What you are asked to do
For every line in the records that has the word "name", make a copy.

Stored rows
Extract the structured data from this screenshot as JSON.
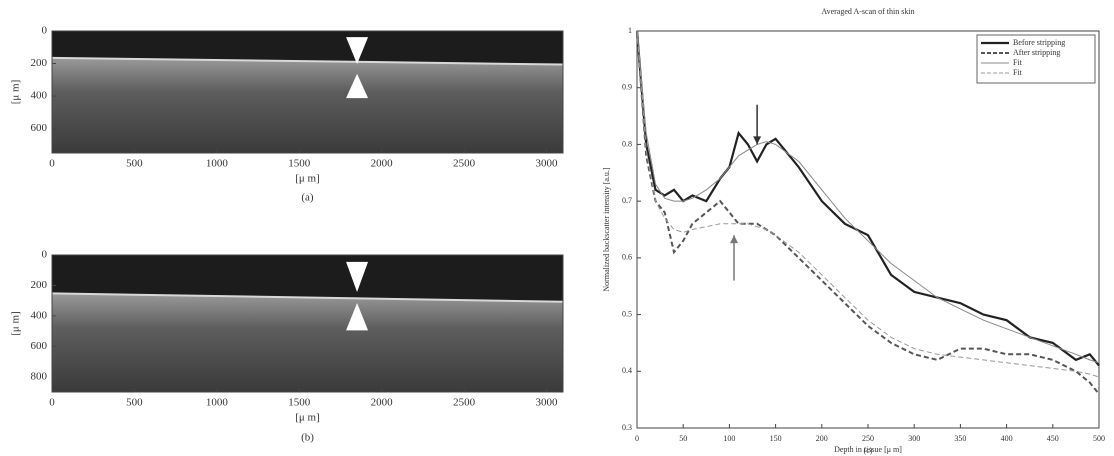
{
  "chart_data": [
    {
      "type": "image",
      "ylabel": "[μ m]",
      "xlabel": "[μ m]",
      "caption": "(a)",
      "xlim": [
        0,
        3100
      ],
      "xticks": [
        0,
        500,
        1000,
        1500,
        2000,
        2500,
        3000
      ],
      "ylim": [
        0,
        750
      ],
      "yticks": [
        0,
        200,
        400,
        600
      ],
      "yaxis_inverted": true
    },
    {
      "type": "image",
      "ylabel": "[μ m]",
      "xlabel": "[μ m]",
      "caption": "(b)",
      "xlim": [
        0,
        3100
      ],
      "xticks": [
        0,
        500,
        1000,
        1500,
        2000,
        2500,
        3000
      ],
      "ylim": [
        0,
        900
      ],
      "yticks": [
        0,
        200,
        400,
        600,
        800
      ],
      "yaxis_inverted": true
    },
    {
      "type": "line",
      "title": "Averaged A-scan of thin skin",
      "xlabel": "Depth in tissue [μ m]",
      "ylabel": "Normalized backscatter intensity [a.u.]",
      "caption": "(c)",
      "xlim": [
        0,
        500
      ],
      "xticks": [
        0,
        50,
        100,
        150,
        200,
        250,
        300,
        350,
        400,
        450,
        500
      ],
      "ylim": [
        0.3,
        1
      ],
      "yticks": [
        0.3,
        0.4,
        0.5,
        0.6,
        0.7,
        0.8,
        0.9,
        1
      ],
      "grid": false,
      "legend": "upper right",
      "x": [
        0,
        10,
        20,
        30,
        40,
        50,
        60,
        75,
        90,
        100,
        110,
        120,
        130,
        140,
        150,
        175,
        200,
        225,
        250,
        275,
        300,
        325,
        350,
        375,
        400,
        425,
        450,
        475,
        490,
        500
      ],
      "series": [
        {
          "name": "Before stripping",
          "color": "#222222",
          "dash": false,
          "width": 2.2,
          "values": [
            1.0,
            0.8,
            0.72,
            0.71,
            0.72,
            0.7,
            0.71,
            0.7,
            0.74,
            0.76,
            0.82,
            0.8,
            0.77,
            0.8,
            0.81,
            0.76,
            0.7,
            0.66,
            0.64,
            0.57,
            0.54,
            0.53,
            0.52,
            0.5,
            0.49,
            0.46,
            0.45,
            0.42,
            0.43,
            0.41
          ]
        },
        {
          "name": "After stripping",
          "color": "#555555",
          "dash": true,
          "width": 2,
          "values": [
            1.0,
            0.78,
            0.7,
            0.68,
            0.61,
            0.63,
            0.66,
            0.68,
            0.7,
            0.68,
            0.66,
            0.66,
            0.66,
            0.65,
            0.64,
            0.6,
            0.56,
            0.52,
            0.48,
            0.45,
            0.43,
            0.42,
            0.44,
            0.44,
            0.43,
            0.43,
            0.42,
            0.4,
            0.38,
            0.36
          ]
        },
        {
          "name": "Fit",
          "color": "#888888",
          "dash": false,
          "width": 1,
          "values": [
            1.0,
            0.82,
            0.73,
            0.705,
            0.7,
            0.7,
            0.705,
            0.72,
            0.74,
            0.76,
            0.78,
            0.79,
            0.8,
            0.805,
            0.8,
            0.77,
            0.72,
            0.67,
            0.63,
            0.59,
            0.56,
            0.53,
            0.51,
            0.49,
            0.475,
            0.46,
            0.445,
            0.43,
            0.42,
            0.415
          ]
        },
        {
          "name": "Fit",
          "color": "#999999",
          "dash": true,
          "width": 1,
          "values": [
            1.0,
            0.79,
            0.7,
            0.67,
            0.65,
            0.645,
            0.65,
            0.655,
            0.66,
            0.66,
            0.66,
            0.66,
            0.655,
            0.65,
            0.64,
            0.61,
            0.57,
            0.53,
            0.49,
            0.46,
            0.44,
            0.43,
            0.425,
            0.42,
            0.415,
            0.41,
            0.405,
            0.4,
            0.395,
            0.39
          ]
        }
      ]
    }
  ]
}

Answer to this problem
          "name": "Before stripping",
          "name": "After stripping",
          "name": "Fit",
          "name": "Fit",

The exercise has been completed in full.